[EXERCISE TASK] Report, word for word, every line of the material that contains "information".

[MATERIAL SHOWN]
——

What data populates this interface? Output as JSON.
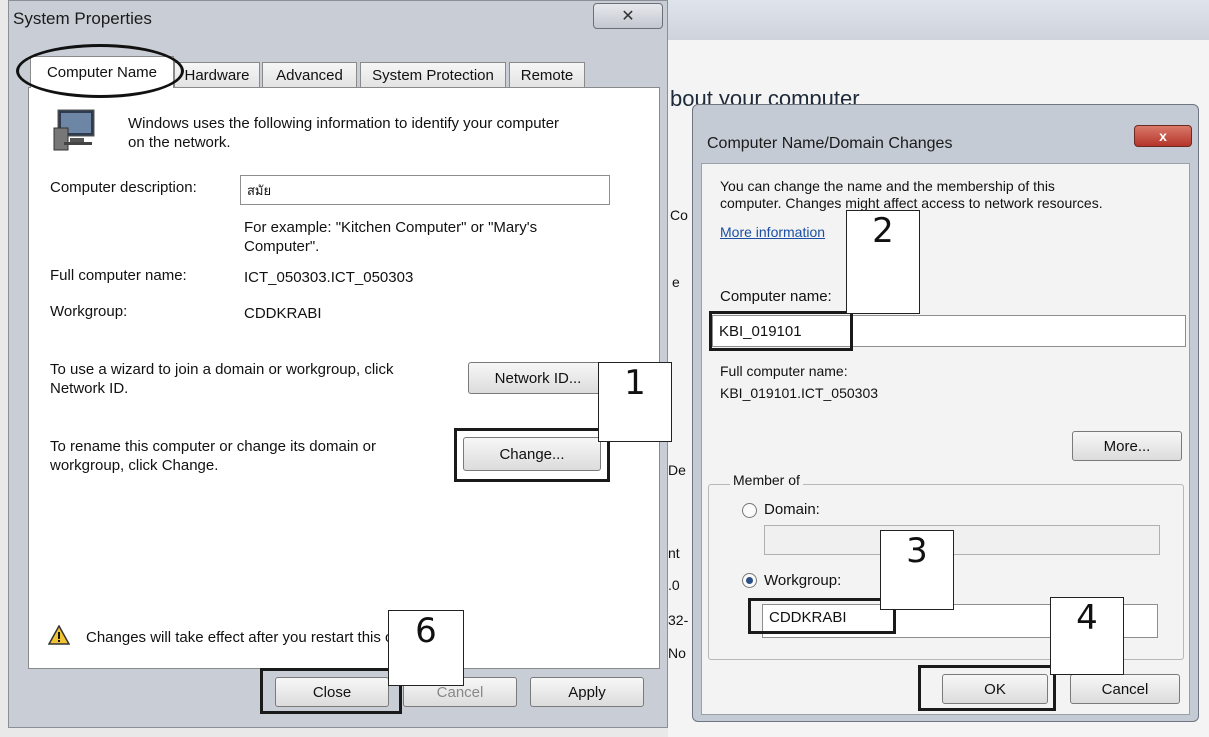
{
  "system_properties": {
    "title": "System Properties",
    "tabs": [
      "Computer Name",
      "Hardware",
      "Advanced",
      "System Protection",
      "Remote"
    ],
    "intro_line1": "Windows uses the following information to identify your computer",
    "intro_line2": "on the network.",
    "description_label": "Computer description:",
    "description_value": "สมัย",
    "example_line1": "For example: \"Kitchen Computer\" or \"Mary's",
    "example_line2": "Computer\".",
    "full_name_label": "Full computer name:",
    "full_name_value": "ICT_050303.ICT_050303",
    "workgroup_label": "Workgroup:",
    "workgroup_value": "CDDKRABI",
    "network_text_line1": "To use a wizard to join a domain or workgroup, click",
    "network_text_line2": "Network ID.",
    "network_id_button": "Network ID...",
    "rename_text_line1": "To rename this computer or change its domain or",
    "rename_text_line2": "workgroup, click Change.",
    "change_button": "Change...",
    "warning_text": "Changes will take effect after you restart this computer.",
    "close_button": "Close",
    "cancel_button": "Cancel",
    "apply_button": "Apply"
  },
  "background_window": {
    "heading": "bout your computer",
    "side_fragments": [
      "Co",
      "e",
      "De",
      "nt",
      ".0",
      "32-",
      "No"
    ]
  },
  "domain_changes": {
    "title": "Computer Name/Domain Changes",
    "close_glyph": "x",
    "intro_line1": "You can change the name and the membership of this",
    "intro_line2": "computer. Changes might affect access to network resources.",
    "more_info_link": "More information",
    "computer_name_label": "Computer name:",
    "computer_name_value": "KBI_019101",
    "full_name_label": "Full computer name:",
    "full_name_value": "KBI_019101.ICT_050303",
    "more_button": "More...",
    "member_of_label": "Member of",
    "domain_option": "Domain:",
    "domain_value": "",
    "workgroup_option": "Workgroup:",
    "workgroup_value": "CDDKRABI",
    "ok_button": "OK",
    "cancel_button": "Cancel"
  },
  "step_markers": [
    "1",
    "2",
    "3",
    "4",
    "6"
  ]
}
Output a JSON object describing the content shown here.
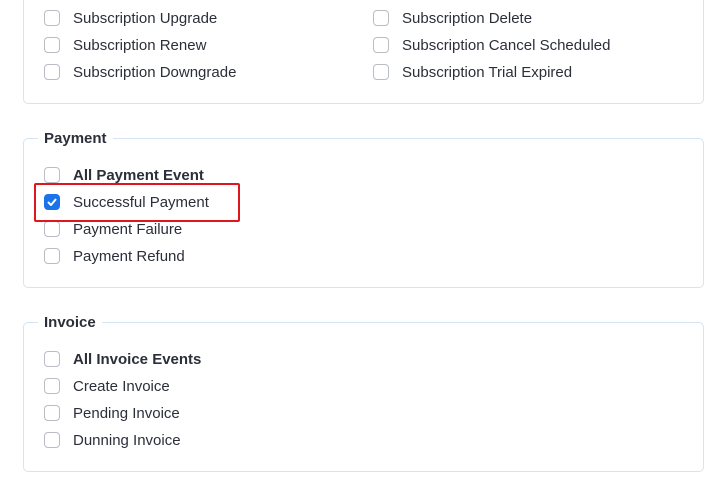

——

[THE RESPONSE]
    "intro_line1": "Windows uses the following information to identify your computer",
    "more_info_link": "More information",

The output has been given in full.